-- start --
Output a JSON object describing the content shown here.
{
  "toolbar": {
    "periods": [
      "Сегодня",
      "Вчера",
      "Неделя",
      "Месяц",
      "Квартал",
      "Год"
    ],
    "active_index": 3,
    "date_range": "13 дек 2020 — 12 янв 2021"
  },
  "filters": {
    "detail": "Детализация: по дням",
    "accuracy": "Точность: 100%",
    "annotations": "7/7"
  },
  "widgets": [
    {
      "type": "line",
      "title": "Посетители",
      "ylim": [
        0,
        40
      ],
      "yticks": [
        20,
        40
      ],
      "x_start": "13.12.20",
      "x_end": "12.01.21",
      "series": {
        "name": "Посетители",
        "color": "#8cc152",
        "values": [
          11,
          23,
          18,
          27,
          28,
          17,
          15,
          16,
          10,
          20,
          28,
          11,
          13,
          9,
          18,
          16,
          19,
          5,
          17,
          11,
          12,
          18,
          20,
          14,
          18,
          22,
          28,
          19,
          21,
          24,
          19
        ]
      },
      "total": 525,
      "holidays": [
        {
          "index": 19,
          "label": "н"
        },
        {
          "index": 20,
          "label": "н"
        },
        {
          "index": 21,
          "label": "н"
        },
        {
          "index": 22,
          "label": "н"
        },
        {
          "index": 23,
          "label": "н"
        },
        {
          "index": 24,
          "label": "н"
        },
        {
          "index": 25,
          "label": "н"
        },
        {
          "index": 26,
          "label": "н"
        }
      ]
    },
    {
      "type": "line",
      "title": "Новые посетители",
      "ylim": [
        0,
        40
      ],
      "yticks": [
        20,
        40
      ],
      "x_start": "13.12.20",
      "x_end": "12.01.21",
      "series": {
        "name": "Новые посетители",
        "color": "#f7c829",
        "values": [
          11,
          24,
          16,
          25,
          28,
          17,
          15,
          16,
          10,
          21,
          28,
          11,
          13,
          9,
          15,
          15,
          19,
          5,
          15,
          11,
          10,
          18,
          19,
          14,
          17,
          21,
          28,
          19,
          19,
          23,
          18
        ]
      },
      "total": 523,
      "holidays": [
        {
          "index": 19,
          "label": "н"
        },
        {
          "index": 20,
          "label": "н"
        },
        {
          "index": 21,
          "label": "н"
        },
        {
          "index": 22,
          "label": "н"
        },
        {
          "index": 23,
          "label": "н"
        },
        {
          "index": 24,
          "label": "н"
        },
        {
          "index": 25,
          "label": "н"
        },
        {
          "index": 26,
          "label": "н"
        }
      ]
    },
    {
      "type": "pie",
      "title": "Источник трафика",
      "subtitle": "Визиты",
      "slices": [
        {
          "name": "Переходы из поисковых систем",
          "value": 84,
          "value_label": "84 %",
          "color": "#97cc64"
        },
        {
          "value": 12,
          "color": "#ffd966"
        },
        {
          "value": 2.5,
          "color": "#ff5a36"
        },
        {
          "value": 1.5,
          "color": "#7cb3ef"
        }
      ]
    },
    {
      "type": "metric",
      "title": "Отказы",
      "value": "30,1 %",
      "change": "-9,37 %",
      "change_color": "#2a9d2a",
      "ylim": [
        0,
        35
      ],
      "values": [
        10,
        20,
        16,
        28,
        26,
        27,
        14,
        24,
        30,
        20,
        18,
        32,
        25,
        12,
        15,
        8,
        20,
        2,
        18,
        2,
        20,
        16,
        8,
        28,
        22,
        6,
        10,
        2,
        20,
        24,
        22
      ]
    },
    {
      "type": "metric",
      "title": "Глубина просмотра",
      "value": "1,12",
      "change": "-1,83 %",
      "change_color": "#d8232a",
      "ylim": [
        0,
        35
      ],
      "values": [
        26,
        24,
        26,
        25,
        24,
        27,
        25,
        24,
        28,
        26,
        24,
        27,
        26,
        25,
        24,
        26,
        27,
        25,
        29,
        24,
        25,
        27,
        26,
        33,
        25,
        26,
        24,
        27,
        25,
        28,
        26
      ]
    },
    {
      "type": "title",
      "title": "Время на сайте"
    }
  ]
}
-- end --
§ AIM: Repeat the whole listing exactly, keeping every line intact.

§ ANSWER TO THIS PROBLEM:
Output a JSON object describing the content shown here.
{
  "toolbar": {
    "periods": [
      "Сегодня",
      "Вчера",
      "Неделя",
      "Месяц",
      "Квартал",
      "Год"
    ],
    "active_index": 3,
    "date_range": "13 дек 2020 — 12 янв 2021"
  },
  "filters": {
    "detail": "Детализация: по дням",
    "accuracy": "Точность: 100%",
    "annotations": "7/7"
  },
  "widgets": [
    {
      "type": "line",
      "title": "Посетители",
      "ylim": [
        0,
        40
      ],
      "yticks": [
        20,
        40
      ],
      "x_start": "13.12.20",
      "x_end": "12.01.21",
      "series": {
        "name": "Посетители",
        "color": "#8cc152",
        "values": [
          11,
          23,
          18,
          27,
          28,
          17,
          15,
          16,
          10,
          20,
          28,
          11,
          13,
          9,
          18,
          16,
          19,
          5,
          17,
          11,
          12,
          18,
          20,
          14,
          18,
          22,
          28,
          19,
          21,
          24,
          19
        ]
      },
      "total": 525,
      "holidays": [
        {
          "index": 19,
          "label": "н"
        },
        {
          "index": 20,
          "label": "н"
        },
        {
          "index": 21,
          "label": "н"
        },
        {
          "index": 22,
          "label": "н"
        },
        {
          "index": 23,
          "label": "н"
        },
        {
          "index": 24,
          "label": "н"
        },
        {
          "index": 25,
          "label": "н"
        },
        {
          "index": 26,
          "label": "н"
        }
      ]
    },
    {
      "type": "line",
      "title": "Новые посетители",
      "ylim": [
        0,
        40
      ],
      "yticks": [
        20,
        40
      ],
      "x_start": "13.12.20",
      "x_end": "12.01.21",
      "series": {
        "name": "Новые посетители",
        "color": "#f7c829",
        "values": [
          11,
          24,
          16,
          25,
          28,
          17,
          15,
          16,
          10,
          21,
          28,
          11,
          13,
          9,
          15,
          15,
          19,
          5,
          15,
          11,
          10,
          18,
          19,
          14,
          17,
          21,
          28,
          19,
          19,
          23,
          18
        ]
      },
      "total": 523,
      "holidays": [
        {
          "index": 19,
          "label": "н"
        },
        {
          "index": 20,
          "label": "н"
        },
        {
          "index": 21,
          "label": "н"
        },
        {
          "index": 22,
          "label": "н"
        },
        {
          "index": 23,
          "label": "н"
        },
        {
          "index": 24,
          "label": "н"
        },
        {
          "index": 25,
          "label": "н"
        },
        {
          "index": 26,
          "label": "н"
        }
      ]
    },
    {
      "type": "pie",
      "title": "Источник трафика",
      "subtitle": "Визиты",
      "slices": [
        {
          "name": "Переходы из поисковых систем",
          "value": 84,
          "value_label": "84 %",
          "color": "#97cc64"
        },
        {
          "value": 12,
          "color": "#ffd966"
        },
        {
          "value": 2.5,
          "color": "#ff5a36"
        },
        {
          "value": 1.5,
          "color": "#7cb3ef"
        }
      ]
    },
    {
      "type": "metric",
      "title": "Отказы",
      "value": "30,1 %",
      "change": "-9,37 %",
      "change_color": "#2a9d2a",
      "ylim": [
        0,
        35
      ],
      "values": [
        10,
        20,
        16,
        28,
        26,
        27,
        14,
        24,
        30,
        20,
        18,
        32,
        25,
        12,
        15,
        8,
        20,
        2,
        18,
        2,
        20,
        16,
        8,
        28,
        22,
        6,
        10,
        2,
        20,
        24,
        22
      ]
    },
    {
      "type": "metric",
      "title": "Глубина просмотра",
      "value": "1,12",
      "change": "-1,83 %",
      "change_color": "#d8232a",
      "ylim": [
        0,
        35
      ],
      "values": [
        26,
        24,
        26,
        25,
        24,
        27,
        25,
        24,
        28,
        26,
        24,
        27,
        26,
        25,
        24,
        26,
        27,
        25,
        29,
        24,
        25,
        27,
        26,
        33,
        25,
        26,
        24,
        27,
        25,
        28,
        26
      ]
    },
    {
      "type": "title",
      "title": "Время на сайте"
    }
  ]
}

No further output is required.